#### [Task]
Only the number is wanted: how many lines contain "image"?

** Begin Material provided **

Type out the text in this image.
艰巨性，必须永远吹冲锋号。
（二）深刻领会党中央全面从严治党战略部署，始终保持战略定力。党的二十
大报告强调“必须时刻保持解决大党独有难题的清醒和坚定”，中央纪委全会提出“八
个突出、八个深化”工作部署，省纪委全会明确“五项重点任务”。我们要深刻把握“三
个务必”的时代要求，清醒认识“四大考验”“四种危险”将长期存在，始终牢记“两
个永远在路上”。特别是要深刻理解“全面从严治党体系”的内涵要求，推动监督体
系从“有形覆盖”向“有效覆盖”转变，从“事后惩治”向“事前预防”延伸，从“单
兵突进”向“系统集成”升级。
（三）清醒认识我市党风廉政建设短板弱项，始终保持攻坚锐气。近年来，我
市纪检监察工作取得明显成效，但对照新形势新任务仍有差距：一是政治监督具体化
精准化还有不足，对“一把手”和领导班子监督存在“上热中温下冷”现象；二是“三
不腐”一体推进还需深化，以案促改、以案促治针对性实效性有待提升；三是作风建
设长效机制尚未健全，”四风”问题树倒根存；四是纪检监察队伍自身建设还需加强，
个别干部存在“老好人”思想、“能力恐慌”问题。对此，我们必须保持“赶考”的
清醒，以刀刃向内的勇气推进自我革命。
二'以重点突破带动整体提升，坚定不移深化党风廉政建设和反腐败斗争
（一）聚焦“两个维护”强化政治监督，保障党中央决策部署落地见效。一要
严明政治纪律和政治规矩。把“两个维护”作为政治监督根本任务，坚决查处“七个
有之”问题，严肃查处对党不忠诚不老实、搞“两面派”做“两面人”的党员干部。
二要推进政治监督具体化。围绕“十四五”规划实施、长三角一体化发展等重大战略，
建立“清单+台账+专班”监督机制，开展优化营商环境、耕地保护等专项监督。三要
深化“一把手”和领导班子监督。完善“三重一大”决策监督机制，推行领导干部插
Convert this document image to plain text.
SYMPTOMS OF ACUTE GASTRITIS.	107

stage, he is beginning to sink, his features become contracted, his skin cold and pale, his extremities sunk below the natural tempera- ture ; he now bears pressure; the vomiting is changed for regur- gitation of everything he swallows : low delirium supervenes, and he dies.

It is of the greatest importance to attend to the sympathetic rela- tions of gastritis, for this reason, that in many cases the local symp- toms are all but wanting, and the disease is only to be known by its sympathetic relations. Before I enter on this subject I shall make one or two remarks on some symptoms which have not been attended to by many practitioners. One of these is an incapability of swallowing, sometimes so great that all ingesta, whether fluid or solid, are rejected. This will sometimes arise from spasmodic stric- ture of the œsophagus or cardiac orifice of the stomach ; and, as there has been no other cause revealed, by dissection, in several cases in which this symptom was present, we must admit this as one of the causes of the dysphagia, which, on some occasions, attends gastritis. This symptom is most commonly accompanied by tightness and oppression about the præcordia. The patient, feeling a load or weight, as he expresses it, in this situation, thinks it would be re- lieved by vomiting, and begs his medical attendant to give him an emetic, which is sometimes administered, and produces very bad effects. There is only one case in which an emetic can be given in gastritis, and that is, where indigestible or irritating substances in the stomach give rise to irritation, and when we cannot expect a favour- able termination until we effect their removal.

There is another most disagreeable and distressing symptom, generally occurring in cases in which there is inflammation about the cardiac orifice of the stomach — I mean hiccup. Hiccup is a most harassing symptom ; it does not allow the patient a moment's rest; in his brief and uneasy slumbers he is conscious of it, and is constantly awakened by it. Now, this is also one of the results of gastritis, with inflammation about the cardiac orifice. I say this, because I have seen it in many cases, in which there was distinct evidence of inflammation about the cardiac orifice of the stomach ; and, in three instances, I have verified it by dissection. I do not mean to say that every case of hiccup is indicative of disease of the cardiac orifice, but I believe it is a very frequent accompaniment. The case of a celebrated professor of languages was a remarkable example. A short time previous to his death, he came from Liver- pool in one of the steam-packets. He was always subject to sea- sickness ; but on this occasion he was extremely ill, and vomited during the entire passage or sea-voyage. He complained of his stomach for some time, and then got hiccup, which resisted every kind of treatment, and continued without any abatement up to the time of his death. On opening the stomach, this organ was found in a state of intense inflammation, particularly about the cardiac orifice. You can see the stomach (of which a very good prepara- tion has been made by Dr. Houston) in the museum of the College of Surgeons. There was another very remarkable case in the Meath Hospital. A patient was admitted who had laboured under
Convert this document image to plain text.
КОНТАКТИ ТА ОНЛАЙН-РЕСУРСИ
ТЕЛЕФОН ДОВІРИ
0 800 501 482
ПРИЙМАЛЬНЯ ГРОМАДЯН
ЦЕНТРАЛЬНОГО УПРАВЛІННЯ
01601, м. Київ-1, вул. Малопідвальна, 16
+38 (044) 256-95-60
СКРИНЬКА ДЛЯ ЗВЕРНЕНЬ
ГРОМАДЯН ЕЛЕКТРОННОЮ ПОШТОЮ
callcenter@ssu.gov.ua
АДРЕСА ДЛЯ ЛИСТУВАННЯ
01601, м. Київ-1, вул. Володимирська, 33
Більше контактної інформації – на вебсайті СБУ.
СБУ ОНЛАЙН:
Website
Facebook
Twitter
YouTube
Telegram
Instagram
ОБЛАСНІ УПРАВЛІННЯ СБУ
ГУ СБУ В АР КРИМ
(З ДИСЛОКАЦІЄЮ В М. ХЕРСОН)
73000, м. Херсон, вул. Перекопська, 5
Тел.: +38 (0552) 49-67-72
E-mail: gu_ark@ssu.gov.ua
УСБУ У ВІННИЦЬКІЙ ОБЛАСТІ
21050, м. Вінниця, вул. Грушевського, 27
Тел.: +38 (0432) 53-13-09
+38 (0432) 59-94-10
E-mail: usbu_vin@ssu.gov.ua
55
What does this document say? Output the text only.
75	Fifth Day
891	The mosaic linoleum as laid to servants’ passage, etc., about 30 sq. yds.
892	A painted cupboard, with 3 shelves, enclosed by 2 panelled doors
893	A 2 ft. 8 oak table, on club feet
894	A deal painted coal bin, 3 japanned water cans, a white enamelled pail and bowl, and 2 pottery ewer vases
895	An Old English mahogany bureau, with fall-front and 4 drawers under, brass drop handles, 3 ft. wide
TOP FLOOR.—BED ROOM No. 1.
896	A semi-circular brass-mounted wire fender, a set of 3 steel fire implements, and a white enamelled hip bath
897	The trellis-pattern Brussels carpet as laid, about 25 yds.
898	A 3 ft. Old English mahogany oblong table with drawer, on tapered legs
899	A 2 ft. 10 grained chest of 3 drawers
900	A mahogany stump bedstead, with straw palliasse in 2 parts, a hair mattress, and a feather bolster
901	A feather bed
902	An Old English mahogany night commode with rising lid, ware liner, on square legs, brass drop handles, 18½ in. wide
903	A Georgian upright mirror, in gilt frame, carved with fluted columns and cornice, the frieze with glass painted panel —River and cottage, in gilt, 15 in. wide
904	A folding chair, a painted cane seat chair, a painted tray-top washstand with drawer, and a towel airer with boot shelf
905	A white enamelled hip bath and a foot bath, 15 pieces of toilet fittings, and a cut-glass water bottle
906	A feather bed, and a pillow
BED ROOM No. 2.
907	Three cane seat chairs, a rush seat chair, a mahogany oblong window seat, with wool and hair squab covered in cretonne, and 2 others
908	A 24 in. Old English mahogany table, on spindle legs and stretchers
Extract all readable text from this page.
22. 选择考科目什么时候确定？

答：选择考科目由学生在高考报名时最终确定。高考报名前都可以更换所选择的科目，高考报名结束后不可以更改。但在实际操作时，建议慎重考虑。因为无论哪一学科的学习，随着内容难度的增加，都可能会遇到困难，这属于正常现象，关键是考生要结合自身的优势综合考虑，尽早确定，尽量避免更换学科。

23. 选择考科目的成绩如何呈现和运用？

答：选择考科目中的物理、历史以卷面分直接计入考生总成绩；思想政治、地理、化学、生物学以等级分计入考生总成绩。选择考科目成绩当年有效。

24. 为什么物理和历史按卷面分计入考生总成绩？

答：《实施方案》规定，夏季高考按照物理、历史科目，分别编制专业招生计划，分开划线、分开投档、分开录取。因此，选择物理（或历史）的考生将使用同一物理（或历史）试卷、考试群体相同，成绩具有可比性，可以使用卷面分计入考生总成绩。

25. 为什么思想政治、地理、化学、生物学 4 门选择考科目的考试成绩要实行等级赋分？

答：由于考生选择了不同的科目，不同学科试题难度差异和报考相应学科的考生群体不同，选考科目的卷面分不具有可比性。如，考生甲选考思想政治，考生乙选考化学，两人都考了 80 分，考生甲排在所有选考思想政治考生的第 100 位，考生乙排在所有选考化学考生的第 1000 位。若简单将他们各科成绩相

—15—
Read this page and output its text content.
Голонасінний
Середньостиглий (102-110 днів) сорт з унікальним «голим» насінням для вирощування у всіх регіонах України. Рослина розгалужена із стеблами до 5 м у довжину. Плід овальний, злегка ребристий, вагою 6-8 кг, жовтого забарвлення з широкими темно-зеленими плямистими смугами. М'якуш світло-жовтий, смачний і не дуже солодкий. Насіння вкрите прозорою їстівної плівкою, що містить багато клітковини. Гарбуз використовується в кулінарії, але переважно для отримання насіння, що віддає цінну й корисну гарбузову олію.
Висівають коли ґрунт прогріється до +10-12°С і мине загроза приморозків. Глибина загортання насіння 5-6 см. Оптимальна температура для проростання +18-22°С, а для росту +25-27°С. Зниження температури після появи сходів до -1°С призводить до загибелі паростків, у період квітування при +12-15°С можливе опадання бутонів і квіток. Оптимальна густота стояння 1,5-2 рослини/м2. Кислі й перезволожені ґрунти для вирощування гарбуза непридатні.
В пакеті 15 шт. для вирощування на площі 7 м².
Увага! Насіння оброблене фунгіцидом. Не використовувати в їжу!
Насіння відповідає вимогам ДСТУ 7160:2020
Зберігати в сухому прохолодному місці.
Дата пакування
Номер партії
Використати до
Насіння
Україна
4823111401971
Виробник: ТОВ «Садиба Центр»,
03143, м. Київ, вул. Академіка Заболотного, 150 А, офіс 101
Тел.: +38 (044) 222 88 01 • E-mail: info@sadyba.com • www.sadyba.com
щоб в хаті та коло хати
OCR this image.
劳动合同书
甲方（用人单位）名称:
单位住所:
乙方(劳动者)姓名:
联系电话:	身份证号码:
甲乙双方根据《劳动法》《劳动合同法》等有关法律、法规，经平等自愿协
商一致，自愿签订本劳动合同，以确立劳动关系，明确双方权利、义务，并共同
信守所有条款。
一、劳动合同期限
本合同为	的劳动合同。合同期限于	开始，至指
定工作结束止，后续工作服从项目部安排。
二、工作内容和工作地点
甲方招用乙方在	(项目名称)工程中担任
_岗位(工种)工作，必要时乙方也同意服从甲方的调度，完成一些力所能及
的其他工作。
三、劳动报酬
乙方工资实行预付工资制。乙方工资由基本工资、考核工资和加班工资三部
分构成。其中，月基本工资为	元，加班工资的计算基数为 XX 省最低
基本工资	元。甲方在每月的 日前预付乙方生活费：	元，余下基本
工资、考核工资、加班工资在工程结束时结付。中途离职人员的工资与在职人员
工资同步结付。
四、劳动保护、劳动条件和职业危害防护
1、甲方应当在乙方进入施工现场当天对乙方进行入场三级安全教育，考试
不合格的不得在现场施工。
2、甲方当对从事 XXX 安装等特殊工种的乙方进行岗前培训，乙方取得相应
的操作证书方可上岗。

** End Material provided **

#### [Problem solution]
4